**Problem details:**
You are to retype all of the data exactly as it appears.

** start of Input records **

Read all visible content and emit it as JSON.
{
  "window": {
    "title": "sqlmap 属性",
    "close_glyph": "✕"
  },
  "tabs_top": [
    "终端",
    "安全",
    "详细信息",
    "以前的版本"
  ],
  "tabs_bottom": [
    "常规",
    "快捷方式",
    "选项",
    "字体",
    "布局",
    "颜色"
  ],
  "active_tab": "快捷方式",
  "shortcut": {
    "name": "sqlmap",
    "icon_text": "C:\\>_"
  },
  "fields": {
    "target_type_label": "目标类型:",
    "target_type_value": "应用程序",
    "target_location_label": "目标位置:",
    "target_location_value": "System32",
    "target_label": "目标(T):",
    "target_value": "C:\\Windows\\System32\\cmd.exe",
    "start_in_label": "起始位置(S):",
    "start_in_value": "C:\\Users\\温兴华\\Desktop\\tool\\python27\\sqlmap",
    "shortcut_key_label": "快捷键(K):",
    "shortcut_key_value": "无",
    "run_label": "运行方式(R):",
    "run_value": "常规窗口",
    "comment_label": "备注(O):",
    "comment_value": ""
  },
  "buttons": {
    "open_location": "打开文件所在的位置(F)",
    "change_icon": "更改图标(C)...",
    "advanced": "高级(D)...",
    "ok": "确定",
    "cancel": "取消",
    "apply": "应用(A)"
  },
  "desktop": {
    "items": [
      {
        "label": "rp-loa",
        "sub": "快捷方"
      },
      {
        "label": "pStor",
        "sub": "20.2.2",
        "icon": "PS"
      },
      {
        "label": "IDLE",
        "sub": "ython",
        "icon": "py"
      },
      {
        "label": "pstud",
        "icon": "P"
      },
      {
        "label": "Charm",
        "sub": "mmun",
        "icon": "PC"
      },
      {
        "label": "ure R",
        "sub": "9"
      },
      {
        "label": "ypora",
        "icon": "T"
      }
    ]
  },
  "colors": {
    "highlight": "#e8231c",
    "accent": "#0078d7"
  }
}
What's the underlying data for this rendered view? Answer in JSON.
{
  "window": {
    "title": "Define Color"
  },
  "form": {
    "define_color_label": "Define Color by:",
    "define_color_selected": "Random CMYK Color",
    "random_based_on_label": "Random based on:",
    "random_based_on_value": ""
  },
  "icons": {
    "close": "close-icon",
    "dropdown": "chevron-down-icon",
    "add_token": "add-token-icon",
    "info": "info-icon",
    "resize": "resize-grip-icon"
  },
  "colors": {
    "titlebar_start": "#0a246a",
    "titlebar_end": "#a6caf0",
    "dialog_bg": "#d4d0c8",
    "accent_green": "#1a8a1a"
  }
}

** end of Input records **

**Solution for this problem:**
Read all visible content and emit it as JSON.
{
  "window": {
    "title": "sqlmap 属性",
    "close_glyph": "✕"
  },
  "tabs_top": [
    "终端",
    "安全",
    "详细信息",
    "以前的版本"
  ],
  "tabs_bottom": [
    "常规",
    "快捷方式",
    "选项",
    "字体",
    "布局",
    "颜色"
  ],
  "active_tab": "快捷方式",
  "shortcut": {
    "name": "sqlmap",
    "icon_text": "C:\\>_"
  },
  "fields": {
    "target_type_label": "目标类型:",
    "target_type_value": "应用程序",
    "target_location_label": "目标位置:",
    "target_location_value": "System32",
    "target_label": "目标(T):",
    "target_value": "C:\\Windows\\System32\\cmd.exe",
    "start_in_label": "起始位置(S):",
    "start_in_value": "C:\\Users\\温兴华\\Desktop\\tool\\python27\\sqlmap",
    "shortcut_key_label": "快捷键(K):",
    "shortcut_key_value": "无",
    "run_label": "运行方式(R):",
    "run_value": "常规窗口",
    "comment_label": "备注(O):",
    "comment_value": ""
  },
  "buttons": {
    "open_location": "打开文件所在的位置(F)",
    "change_icon": "更改图标(C)...",
    "advanced": "高级(D)...",
    "ok": "确定",
    "cancel": "取消",
    "apply": "应用(A)"
  },
  "desktop": {
    "items": [
      {
        "label": "rp-loa",
        "sub": "快捷方"
      },
      {
        "label": "pStor",
        "sub": "20.2.2",
        "icon": "PS"
      },
      {
        "label": "IDLE",
        "sub": "ython",
        "icon": "py"
      },
      {
        "label": "pstud",
        "icon": "P"
      },
      {
        "label": "Charm",
        "sub": "mmun",
        "icon": "PC"
      },
      {
        "label": "ure R",
        "sub": "9"
      },
      {
        "label": "ypora",
        "icon": "T"
      }
    ]
  },
  "colors": {
    "highlight": "#e8231c",
    "accent": "#0078d7"
  }
}
What's the underlying data for this rendered view? Answer in JSON.
{
  "window": {
    "title": "Define Color"
  },
  "form": {
    "define_color_label": "Define Color by:",
    "define_color_selected": "Random CMYK Color",
    "random_based_on_label": "Random based on:",
    "random_based_on_value": ""
  },
  "icons": {
    "close": "close-icon",
    "dropdown": "chevron-down-icon",
    "add_token": "add-token-icon",
    "info": "info-icon",
    "resize": "resize-grip-icon"
  },
  "colors": {
    "titlebar_start": "#0a246a",
    "titlebar_end": "#a6caf0",
    "dialog_bg": "#d4d0c8",
    "accent_green": "#1a8a1a"
  }
}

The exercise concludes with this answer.